> Do this
The records should be repeated word for word, pictures excluded.

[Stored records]
[start]

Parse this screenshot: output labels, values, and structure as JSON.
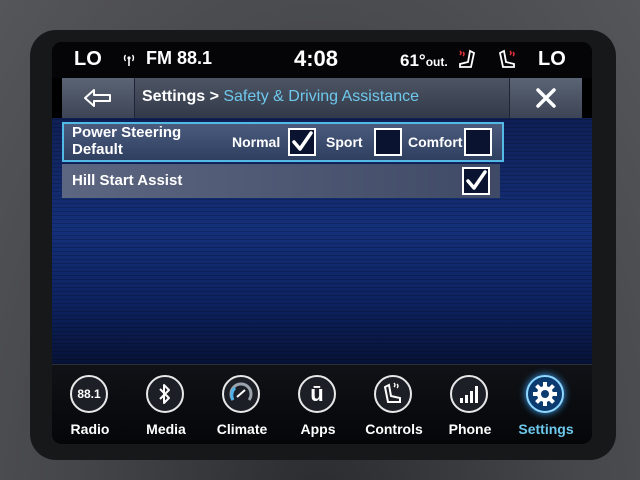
{
  "status_bar": {
    "left_fan": "LO",
    "radio": "FM 88.1",
    "time": "4:08",
    "temperature": "61°",
    "temperature_suffix": "out.",
    "right_fan": "LO",
    "icons": [
      "radio-signal-icon",
      "heated-seat-driver-icon",
      "heated-seat-passenger-icon"
    ]
  },
  "header": {
    "back_icon": "back-arrow-icon",
    "breadcrumb_root": "Settings >",
    "breadcrumb_current": "Safety & Driving Assistance",
    "close_icon": "close-icon"
  },
  "settings": {
    "power_steering": {
      "label_line1": "Power Steering",
      "label_line2": "Default",
      "options": [
        {
          "label": "Normal",
          "checked": true
        },
        {
          "label": "Sport",
          "checked": false
        },
        {
          "label": "Comfort",
          "checked": false
        }
      ]
    },
    "hill_start_assist": {
      "label": "Hill Start Assist",
      "checked": true
    }
  },
  "nav": {
    "items": [
      {
        "label": "Radio",
        "icon": "radio-icon",
        "icon_text": "88.1"
      },
      {
        "label": "Media",
        "icon": "bluetooth-icon"
      },
      {
        "label": "Climate",
        "icon": "climate-icon"
      },
      {
        "label": "Apps",
        "icon": "apps-icon",
        "icon_text": "ū"
      },
      {
        "label": "Controls",
        "icon": "seat-controls-icon"
      },
      {
        "label": "Phone",
        "icon": "phone-signal-icon"
      },
      {
        "label": "Settings",
        "icon": "gear-icon",
        "active": true
      }
    ]
  },
  "colors": {
    "accent": "#6ec8ec",
    "selection_border": "#53b9e5"
  }
}
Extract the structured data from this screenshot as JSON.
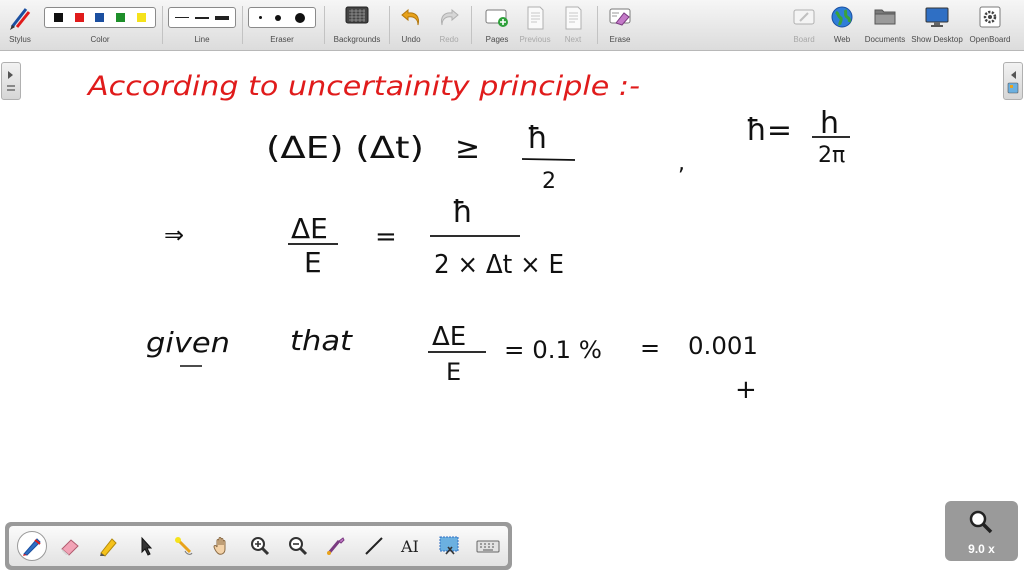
{
  "toolbar": {
    "stylus": "Stylus",
    "color": "Color",
    "line": "Line",
    "eraser": "Eraser",
    "backgrounds": "Backgrounds",
    "undo": "Undo",
    "redo": "Redo",
    "pages": "Pages",
    "previous": "Previous",
    "next": "Next",
    "erase": "Erase",
    "board": "Board",
    "web": "Web",
    "documents": "Documents",
    "show_desktop": "Show Desktop",
    "openboard": "OpenBoard"
  },
  "palette_colors": [
    "#111111",
    "#e01b1b",
    "#1b4fa0",
    "#1e8f2a",
    "#f5e21b"
  ],
  "dock_tools": [
    "pen-icon",
    "eraser-icon",
    "highlighter-icon",
    "pointer-arrow-icon",
    "laser-pointer-icon",
    "hand-icon",
    "zoom-in-icon",
    "zoom-out-icon",
    "capture-icon",
    "line-icon",
    "text-icon",
    "screen-capture-icon",
    "keyboard-icon"
  ],
  "zoom_level": "9.0 x",
  "whiteboard": {
    "heading": "According to uncertainity principle :-",
    "ineq_lhs": "(ΔE) (Δt)",
    "ineq_op": "≥",
    "hbar": "ħ",
    "two": "2",
    "comma": ",",
    "hbar_def_lhs": "ħ=",
    "h": "h",
    "two_pi": "2π",
    "implies": "⇒",
    "ratio_num": "ΔE",
    "ratio_den": "E",
    "eq": "=",
    "rhs_den": "2 × Δt × E",
    "given": "given",
    "that": "that",
    "given_num": "ΔE",
    "given_den": "E",
    "given_val": "= 0.1 %",
    "eq2": "=",
    "given_dec": "0.001",
    "cursor": "+"
  },
  "colors": {
    "heading_ink": "#e01b1b",
    "ink": "#111111"
  }
}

[end]

> Reply to the task
Parse this screenshot: output labels, values, and structure as JSON.
{
  "status_bar": {
    "left_fan": "LO",
    "radio": "FM 88.1",
    "time": "4:08",
    "temperature": "61°",
    "temperature_suffix": "out.",
    "right_fan": "LO",
    "icons": [
      "radio-signal-icon",
      "heated-seat-driver-icon",
      "heated-seat-passenger-icon"
    ]
  },
  "header": {
    "back_icon": "back-arrow-icon",
    "breadcrumb_root": "Settings >",
    "breadcrumb_current": "Safety & Driving Assistance",
    "close_icon": "close-icon"
  },
  "settings": {
    "power_steering": {
      "label_line1": "Power Steering",
      "label_line2": "Default",
      "options": [
        {
          "label": "Normal",
          "checked": true
        },
        {
          "label": "Sport",
          "checked": false
        },
        {
          "label": "Comfort",
          "checked": false
        }
      ]
    },
    "hill_start_assist": {
      "label": "Hill Start Assist",
      "checked": true
    }
  },
  "nav": {
    "items": [
      {
        "label": "Radio",
        "icon": "radio-icon",
        "icon_text": "88.1"
      },
      {
        "label": "Media",
        "icon": "bluetooth-icon"
      },
      {
        "label": "Climate",
        "icon": "climate-icon"
      },
      {
        "label": "Apps",
        "icon": "apps-icon",
        "icon_text": "ū"
      },
      {
        "label": "Controls",
        "icon": "seat-controls-icon"
      },
      {
        "label": "Phone",
        "icon": "phone-signal-icon"
      },
      {
        "label": "Settings",
        "icon": "gear-icon",
        "active": true
      }
    ]
  },
  "colors": {
    "accent": "#6ec8ec",
    "selection_border": "#53b9e5"
  }
}
Extract the structured data from this screenshot as JSON.
{
  "toolbar": {
    "stylus": "Stylus",
    "color": "Color",
    "line": "Line",
    "eraser": "Eraser",
    "backgrounds": "Backgrounds",
    "undo": "Undo",
    "redo": "Redo",
    "pages": "Pages",
    "previous": "Previous",
    "next": "Next",
    "erase": "Erase",
    "board": "Board",
    "web": "Web",
    "documents": "Documents",
    "show_desktop": "Show Desktop",
    "openboard": "OpenBoard"
  },
  "palette_colors": [
    "#111111",
    "#e01b1b",
    "#1b4fa0",
    "#1e8f2a",
    "#f5e21b"
  ],
  "dock_tools": [
    "pen-icon",
    "eraser-icon",
    "highlighter-icon",
    "pointer-arrow-icon",
    "laser-pointer-icon",
    "hand-icon",
    "zoom-in-icon",
    "zoom-out-icon",
    "capture-icon",
    "line-icon",
    "text-icon",
    "screen-capture-icon",
    "keyboard-icon"
  ],
  "zoom_level": "9.0 x",
  "whiteboard": {
    "heading": "According to uncertainity principle :-",
    "ineq_lhs": "(ΔE) (Δt)",
    "ineq_op": "≥",
    "hbar": "ħ",
    "two": "2",
    "comma": ",",
    "hbar_def_lhs": "ħ=",
    "h": "h",
    "two_pi": "2π",
    "implies": "⇒",
    "ratio_num": "ΔE",
    "ratio_den": "E",
    "eq": "=",
    "rhs_den": "2 × Δt × E",
    "given": "given",
    "that": "that",
    "given_num": "ΔE",
    "given_den": "E",
    "given_val": "= 0.1 %",
    "eq2": "=",
    "given_dec": "0.001",
    "cursor": "+"
  },
  "colors": {
    "heading_ink": "#e01b1b",
    "ink": "#111111"
  }
}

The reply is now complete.